## [WRITTEN REQUEST]
Check each line of the records below for the word "title" and copy those where it appears.

## [DATA SECTION]
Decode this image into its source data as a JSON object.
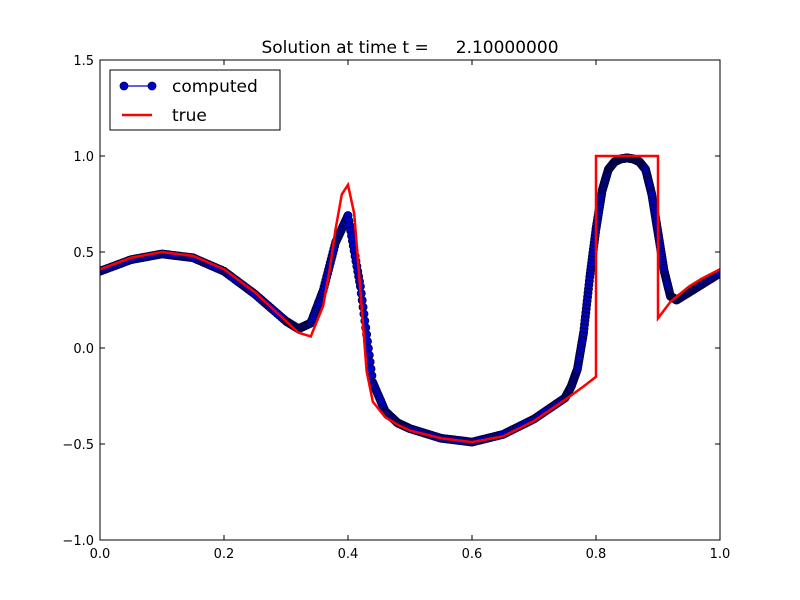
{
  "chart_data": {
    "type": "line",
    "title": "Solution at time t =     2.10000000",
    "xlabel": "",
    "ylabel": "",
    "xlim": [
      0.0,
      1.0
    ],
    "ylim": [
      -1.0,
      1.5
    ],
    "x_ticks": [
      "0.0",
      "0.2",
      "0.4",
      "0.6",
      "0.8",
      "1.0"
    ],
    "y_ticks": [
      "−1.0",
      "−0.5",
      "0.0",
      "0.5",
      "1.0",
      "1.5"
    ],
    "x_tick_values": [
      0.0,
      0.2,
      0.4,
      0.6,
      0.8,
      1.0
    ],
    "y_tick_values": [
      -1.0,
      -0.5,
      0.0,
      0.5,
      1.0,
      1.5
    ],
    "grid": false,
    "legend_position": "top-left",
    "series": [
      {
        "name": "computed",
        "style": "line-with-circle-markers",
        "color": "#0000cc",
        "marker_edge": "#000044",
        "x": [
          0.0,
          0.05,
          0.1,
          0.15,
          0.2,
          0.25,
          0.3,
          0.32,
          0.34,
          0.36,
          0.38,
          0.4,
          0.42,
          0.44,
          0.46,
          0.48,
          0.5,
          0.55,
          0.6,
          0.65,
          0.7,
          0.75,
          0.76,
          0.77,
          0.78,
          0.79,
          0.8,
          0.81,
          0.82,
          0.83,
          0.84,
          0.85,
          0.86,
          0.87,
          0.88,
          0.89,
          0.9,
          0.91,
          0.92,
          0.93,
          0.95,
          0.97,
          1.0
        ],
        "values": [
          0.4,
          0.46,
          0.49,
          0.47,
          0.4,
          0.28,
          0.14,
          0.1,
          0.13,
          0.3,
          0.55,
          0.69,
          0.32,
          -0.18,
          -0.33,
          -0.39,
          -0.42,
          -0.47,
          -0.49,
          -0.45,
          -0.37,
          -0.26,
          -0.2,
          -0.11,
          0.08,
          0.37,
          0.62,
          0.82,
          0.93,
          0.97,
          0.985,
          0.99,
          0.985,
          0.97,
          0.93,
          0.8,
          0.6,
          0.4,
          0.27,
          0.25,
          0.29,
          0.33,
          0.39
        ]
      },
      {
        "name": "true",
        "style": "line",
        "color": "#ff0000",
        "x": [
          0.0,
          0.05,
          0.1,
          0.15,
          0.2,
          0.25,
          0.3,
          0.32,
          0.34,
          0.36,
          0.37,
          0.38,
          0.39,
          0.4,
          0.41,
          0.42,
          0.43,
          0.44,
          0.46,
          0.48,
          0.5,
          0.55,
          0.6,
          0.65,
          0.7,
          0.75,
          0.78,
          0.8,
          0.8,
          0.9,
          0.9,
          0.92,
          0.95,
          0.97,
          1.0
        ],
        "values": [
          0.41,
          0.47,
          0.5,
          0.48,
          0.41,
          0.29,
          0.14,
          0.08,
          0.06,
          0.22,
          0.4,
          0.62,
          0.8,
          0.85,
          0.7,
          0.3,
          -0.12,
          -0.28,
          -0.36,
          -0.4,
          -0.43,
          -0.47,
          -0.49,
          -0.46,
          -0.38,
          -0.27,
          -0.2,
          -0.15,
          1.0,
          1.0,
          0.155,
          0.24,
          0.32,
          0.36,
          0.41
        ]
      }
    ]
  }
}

* * *

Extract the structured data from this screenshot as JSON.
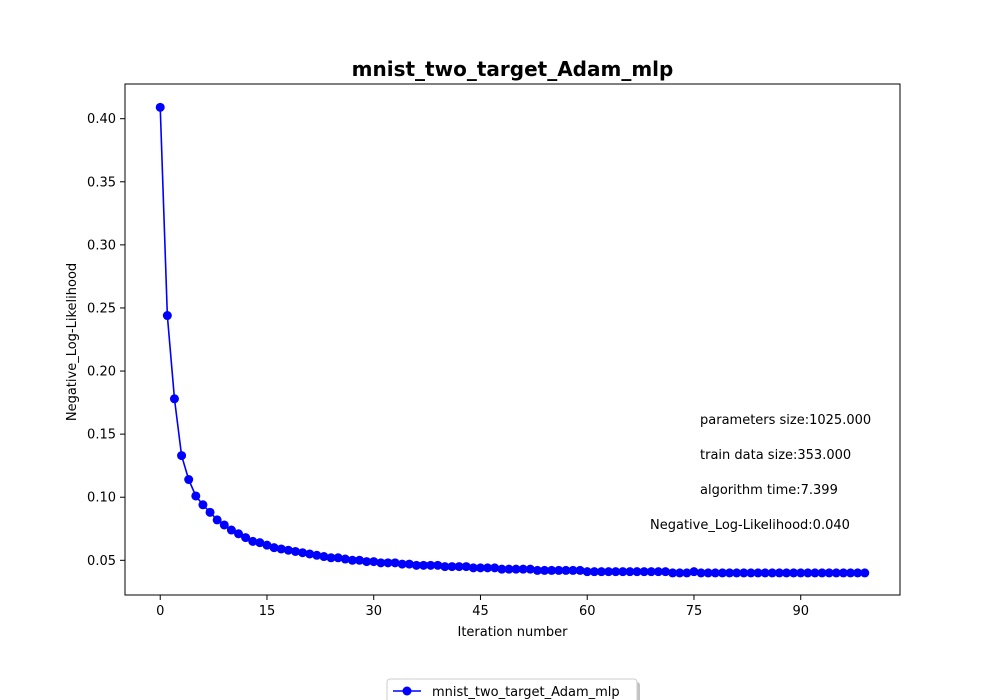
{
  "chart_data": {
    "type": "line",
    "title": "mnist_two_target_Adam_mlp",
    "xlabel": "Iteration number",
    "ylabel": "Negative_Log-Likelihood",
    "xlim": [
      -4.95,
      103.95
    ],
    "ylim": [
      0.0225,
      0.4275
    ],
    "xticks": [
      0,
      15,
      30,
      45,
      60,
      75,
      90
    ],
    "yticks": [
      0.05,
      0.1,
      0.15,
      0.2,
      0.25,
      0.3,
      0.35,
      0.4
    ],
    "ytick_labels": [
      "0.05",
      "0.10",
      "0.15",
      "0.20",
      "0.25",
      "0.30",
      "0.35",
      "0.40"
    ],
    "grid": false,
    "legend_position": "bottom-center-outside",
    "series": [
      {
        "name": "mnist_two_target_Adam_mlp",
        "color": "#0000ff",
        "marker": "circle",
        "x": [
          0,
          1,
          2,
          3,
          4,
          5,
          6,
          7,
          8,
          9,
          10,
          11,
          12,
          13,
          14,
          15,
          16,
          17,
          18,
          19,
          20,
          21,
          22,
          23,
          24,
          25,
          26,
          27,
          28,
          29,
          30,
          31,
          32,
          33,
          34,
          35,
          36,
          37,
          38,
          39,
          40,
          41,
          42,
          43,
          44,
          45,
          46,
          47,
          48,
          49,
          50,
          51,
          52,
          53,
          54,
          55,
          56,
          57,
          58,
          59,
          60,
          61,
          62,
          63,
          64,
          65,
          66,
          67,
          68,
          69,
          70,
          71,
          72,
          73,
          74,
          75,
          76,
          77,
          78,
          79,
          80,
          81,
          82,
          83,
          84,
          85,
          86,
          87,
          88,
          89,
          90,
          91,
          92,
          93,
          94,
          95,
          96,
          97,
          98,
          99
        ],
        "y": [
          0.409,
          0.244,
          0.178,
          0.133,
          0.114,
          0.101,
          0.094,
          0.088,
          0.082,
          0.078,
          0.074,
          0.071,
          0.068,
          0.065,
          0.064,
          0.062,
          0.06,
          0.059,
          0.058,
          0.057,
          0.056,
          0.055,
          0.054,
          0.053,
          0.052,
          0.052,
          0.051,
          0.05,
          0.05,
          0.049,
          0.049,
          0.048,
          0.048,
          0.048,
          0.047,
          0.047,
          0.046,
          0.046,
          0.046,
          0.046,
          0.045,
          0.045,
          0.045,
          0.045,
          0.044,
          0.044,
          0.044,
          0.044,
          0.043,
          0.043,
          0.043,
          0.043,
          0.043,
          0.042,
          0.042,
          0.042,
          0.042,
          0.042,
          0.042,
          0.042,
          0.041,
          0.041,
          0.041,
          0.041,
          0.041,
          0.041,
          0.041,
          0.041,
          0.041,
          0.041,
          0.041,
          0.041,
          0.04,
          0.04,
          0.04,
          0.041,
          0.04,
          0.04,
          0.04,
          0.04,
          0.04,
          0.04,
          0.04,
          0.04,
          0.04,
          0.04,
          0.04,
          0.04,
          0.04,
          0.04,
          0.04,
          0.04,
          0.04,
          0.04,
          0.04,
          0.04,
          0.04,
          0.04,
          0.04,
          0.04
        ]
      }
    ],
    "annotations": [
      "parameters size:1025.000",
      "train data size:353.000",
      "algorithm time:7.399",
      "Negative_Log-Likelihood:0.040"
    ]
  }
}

* * *

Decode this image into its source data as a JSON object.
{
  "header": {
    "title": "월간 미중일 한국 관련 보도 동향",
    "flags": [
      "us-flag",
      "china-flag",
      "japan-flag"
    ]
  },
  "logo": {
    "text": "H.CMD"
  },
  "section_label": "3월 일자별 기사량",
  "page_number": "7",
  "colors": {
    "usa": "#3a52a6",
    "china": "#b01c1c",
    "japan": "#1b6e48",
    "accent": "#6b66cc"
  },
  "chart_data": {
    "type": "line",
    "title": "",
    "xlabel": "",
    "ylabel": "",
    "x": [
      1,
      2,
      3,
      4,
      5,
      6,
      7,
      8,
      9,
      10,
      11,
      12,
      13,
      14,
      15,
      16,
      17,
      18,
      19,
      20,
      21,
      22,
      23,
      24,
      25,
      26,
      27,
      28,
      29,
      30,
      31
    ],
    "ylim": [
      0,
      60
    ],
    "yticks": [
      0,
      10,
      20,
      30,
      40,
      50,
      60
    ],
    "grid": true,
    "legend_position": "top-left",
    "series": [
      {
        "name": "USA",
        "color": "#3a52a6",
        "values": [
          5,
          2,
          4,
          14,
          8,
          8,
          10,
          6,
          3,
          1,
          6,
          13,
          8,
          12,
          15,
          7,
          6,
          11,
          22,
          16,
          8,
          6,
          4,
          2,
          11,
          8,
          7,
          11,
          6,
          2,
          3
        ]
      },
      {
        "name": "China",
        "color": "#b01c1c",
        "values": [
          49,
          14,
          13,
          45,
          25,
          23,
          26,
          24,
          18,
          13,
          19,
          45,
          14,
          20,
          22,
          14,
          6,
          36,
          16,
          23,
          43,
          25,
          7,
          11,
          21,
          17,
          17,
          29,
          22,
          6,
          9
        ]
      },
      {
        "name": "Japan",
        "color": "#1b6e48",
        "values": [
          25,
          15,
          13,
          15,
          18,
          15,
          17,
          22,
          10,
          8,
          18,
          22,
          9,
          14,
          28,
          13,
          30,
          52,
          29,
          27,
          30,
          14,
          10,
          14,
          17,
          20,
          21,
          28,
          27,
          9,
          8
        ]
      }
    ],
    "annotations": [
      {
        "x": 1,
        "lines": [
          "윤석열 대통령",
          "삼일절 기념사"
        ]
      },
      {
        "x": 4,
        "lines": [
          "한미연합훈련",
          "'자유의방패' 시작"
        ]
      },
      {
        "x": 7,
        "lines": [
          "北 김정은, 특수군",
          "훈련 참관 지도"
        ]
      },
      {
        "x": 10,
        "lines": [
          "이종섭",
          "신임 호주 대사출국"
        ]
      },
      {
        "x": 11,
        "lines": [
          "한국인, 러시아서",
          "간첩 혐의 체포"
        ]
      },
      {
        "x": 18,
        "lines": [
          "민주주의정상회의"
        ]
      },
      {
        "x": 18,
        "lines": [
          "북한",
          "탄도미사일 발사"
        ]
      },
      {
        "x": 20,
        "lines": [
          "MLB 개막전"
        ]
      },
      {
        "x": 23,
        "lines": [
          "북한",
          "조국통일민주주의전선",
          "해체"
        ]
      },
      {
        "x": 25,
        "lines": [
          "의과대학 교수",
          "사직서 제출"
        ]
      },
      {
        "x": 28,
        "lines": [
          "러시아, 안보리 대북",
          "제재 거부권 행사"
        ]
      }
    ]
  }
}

## [THE COMPLETED TASK]
    "title": "Solution at time t =     2.10000000",
    "title": "mnist_two_target_Adam_mlp",
    "title": "월간 미중일 한국 관련 보도 동향",
    "title": "",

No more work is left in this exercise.